[Records from a collection]
+--
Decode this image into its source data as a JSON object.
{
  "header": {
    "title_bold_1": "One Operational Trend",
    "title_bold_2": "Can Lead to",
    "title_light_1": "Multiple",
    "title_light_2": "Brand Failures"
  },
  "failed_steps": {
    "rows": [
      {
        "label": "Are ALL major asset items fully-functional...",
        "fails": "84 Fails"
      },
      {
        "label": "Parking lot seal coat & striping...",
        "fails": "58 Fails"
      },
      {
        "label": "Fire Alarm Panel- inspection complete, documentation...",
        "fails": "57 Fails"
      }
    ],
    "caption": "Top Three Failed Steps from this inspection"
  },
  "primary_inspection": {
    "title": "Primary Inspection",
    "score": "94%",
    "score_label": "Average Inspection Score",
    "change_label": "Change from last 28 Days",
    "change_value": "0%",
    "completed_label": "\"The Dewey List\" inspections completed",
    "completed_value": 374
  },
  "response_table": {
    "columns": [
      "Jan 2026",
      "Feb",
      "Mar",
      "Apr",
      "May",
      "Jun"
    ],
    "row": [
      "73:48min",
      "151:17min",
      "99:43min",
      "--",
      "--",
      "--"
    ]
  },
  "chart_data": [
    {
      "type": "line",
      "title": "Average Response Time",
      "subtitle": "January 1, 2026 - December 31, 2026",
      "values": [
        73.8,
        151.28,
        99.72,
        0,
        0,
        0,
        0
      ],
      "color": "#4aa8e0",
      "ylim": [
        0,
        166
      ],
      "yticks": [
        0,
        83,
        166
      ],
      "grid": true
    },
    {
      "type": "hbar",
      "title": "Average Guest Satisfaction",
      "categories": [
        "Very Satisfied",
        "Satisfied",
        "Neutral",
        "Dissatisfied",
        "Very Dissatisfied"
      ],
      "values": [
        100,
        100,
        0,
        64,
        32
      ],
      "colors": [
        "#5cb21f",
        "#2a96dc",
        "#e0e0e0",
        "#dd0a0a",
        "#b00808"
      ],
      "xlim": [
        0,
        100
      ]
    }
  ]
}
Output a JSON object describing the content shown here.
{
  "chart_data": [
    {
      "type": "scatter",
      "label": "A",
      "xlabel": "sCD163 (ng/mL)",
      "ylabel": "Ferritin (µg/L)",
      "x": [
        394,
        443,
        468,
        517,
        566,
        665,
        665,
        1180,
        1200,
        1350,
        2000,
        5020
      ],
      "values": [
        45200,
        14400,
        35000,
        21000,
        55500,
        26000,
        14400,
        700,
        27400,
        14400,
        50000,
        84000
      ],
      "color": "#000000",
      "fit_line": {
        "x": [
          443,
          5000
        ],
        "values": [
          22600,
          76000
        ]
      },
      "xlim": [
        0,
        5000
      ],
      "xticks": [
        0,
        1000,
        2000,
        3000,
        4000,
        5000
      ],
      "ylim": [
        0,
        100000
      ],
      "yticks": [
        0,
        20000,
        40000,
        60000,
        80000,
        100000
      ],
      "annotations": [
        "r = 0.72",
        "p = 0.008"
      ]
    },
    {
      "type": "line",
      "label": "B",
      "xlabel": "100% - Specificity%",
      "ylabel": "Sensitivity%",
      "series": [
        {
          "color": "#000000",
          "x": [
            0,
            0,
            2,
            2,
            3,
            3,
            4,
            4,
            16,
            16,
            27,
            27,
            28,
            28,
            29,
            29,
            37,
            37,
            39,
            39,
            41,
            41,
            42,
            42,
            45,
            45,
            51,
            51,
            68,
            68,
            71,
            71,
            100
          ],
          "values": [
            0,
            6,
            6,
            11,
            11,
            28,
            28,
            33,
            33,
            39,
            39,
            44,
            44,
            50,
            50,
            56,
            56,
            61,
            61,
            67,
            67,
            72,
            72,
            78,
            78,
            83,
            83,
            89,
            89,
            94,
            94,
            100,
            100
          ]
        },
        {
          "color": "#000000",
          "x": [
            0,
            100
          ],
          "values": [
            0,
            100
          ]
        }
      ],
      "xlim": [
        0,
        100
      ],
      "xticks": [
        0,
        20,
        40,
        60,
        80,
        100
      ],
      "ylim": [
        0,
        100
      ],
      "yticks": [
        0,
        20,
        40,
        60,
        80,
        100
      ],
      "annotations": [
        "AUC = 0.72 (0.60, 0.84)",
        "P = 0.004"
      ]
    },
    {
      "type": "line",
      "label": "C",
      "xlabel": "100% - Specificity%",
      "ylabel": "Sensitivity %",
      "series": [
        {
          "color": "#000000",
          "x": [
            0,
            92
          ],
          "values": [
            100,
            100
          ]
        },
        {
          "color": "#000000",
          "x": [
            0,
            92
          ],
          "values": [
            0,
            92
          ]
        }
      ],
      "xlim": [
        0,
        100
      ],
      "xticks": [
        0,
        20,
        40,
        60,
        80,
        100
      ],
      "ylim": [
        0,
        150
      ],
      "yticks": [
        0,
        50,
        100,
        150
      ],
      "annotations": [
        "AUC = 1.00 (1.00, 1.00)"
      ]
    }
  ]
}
+--
* _What the task requires_
Give back all the data exactly as written.

* _Expected answer_
Decode this image into its source data as a JSON object.
{
  "header": {
    "title_bold_1": "One Operational Trend",
    "title_bold_2": "Can Lead to",
    "title_light_1": "Multiple",
    "title_light_2": "Brand Failures"
  },
  "failed_steps": {
    "rows": [
      {
        "label": "Are ALL major asset items fully-functional...",
        "fails": "84 Fails"
      },
      {
        "label": "Parking lot seal coat & striping...",
        "fails": "58 Fails"
      },
      {
        "label": "Fire Alarm Panel- inspection complete, documentation...",
        "fails": "57 Fails"
      }
    ],
    "caption": "Top Three Failed Steps from this inspection"
  },
  "primary_inspection": {
    "title": "Primary Inspection",
    "score": "94%",
    "score_label": "Average Inspection Score",
    "change_label": "Change from last 28 Days",
    "change_value": "0%",
    "completed_label": "\"The Dewey List\" inspections completed",
    "completed_value": 374
  },
  "response_table": {
    "columns": [
      "Jan 2026",
      "Feb",
      "Mar",
      "Apr",
      "May",
      "Jun"
    ],
    "row": [
      "73:48min",
      "151:17min",
      "99:43min",
      "--",
      "--",
      "--"
    ]
  },
  "chart_data": [
    {
      "type": "line",
      "title": "Average Response Time",
      "subtitle": "January 1, 2026 - December 31, 2026",
      "values": [
        73.8,
        151.28,
        99.72,
        0,
        0,
        0,
        0
      ],
      "color": "#4aa8e0",
      "ylim": [
        0,
        166
      ],
      "yticks": [
        0,
        83,
        166
      ],
      "grid": true
    },
    {
      "type": "hbar",
      "title": "Average Guest Satisfaction",
      "categories": [
        "Very Satisfied",
        "Satisfied",
        "Neutral",
        "Dissatisfied",
        "Very Dissatisfied"
      ],
      "values": [
        100,
        100,
        0,
        64,
        32
      ],
      "colors": [
        "#5cb21f",
        "#2a96dc",
        "#e0e0e0",
        "#dd0a0a",
        "#b00808"
      ],
      "xlim": [
        0,
        100
      ]
    }
  ]
}
Output a JSON object describing the content shown here.
{
  "chart_data": [
    {
      "type": "scatter",
      "label": "A",
      "xlabel": "sCD163 (ng/mL)",
      "ylabel": "Ferritin (µg/L)",
      "x": [
        394,
        443,
        468,
        517,
        566,
        665,
        665,
        1180,
        1200,
        1350,
        2000,
        5020
      ],
      "values": [
        45200,
        14400,
        35000,
        21000,
        55500,
        26000,
        14400,
        700,
        27400,
        14400,
        50000,
        84000
      ],
      "color": "#000000",
      "fit_line": {
        "x": [
          443,
          5000
        ],
        "values": [
          22600,
          76000
        ]
      },
      "xlim": [
        0,
        5000
      ],
      "xticks": [
        0,
        1000,
        2000,
        3000,
        4000,
        5000
      ],
      "ylim": [
        0,
        100000
      ],
      "yticks": [
        0,
        20000,
        40000,
        60000,
        80000,
        100000
      ],
      "annotations": [
        "r = 0.72",
        "p = 0.008"
      ]
    },
    {
      "type": "line",
      "label": "B",
      "xlabel": "100% - Specificity%",
      "ylabel": "Sensitivity%",
      "series": [
        {
          "color": "#000000",
          "x": [
            0,
            0,
            2,
            2,
            3,
            3,
            4,
            4,
            16,
            16,
            27,
            27,
            28,
            28,
            29,
            29,
            37,
            37,
            39,
            39,
            41,
            41,
            42,
            42,
            45,
            45,
            51,
            51,
            68,
            68,
            71,
            71,
            100
          ],
          "values": [
            0,
            6,
            6,
            11,
            11,
            28,
            28,
            33,
            33,
            39,
            39,
            44,
            44,
            50,
            50,
            56,
            56,
            61,
            61,
            67,
            67,
            72,
            72,
            78,
            78,
            83,
            83,
            89,
            89,
            94,
            94,
            100,
            100
          ]
        },
        {
          "color": "#000000",
          "x": [
            0,
            100
          ],
          "values": [
            0,
            100
          ]
        }
      ],
      "xlim": [
        0,
        100
      ],
      "xticks": [
        0,
        20,
        40,
        60,
        80,
        100
      ],
      "ylim": [
        0,
        100
      ],
      "yticks": [
        0,
        20,
        40,
        60,
        80,
        100
      ],
      "annotations": [
        "AUC = 0.72 (0.60, 0.84)",
        "P = 0.004"
      ]
    },
    {
      "type": "line",
      "label": "C",
      "xlabel": "100% - Specificity%",
      "ylabel": "Sensitivity %",
      "series": [
        {
          "color": "#000000",
          "x": [
            0,
            92
          ],
          "values": [
            100,
            100
          ]
        },
        {
          "color": "#000000",
          "x": [
            0,
            92
          ],
          "values": [
            0,
            92
          ]
        }
      ],
      "xlim": [
        0,
        100
      ],
      "xticks": [
        0,
        20,
        40,
        60,
        80,
        100
      ],
      "ylim": [
        0,
        150
      ],
      "yticks": [
        0,
        50,
        100,
        150
      ],
      "annotations": [
        "AUC = 1.00 (1.00, 1.00)"
      ]
    }
  ]
}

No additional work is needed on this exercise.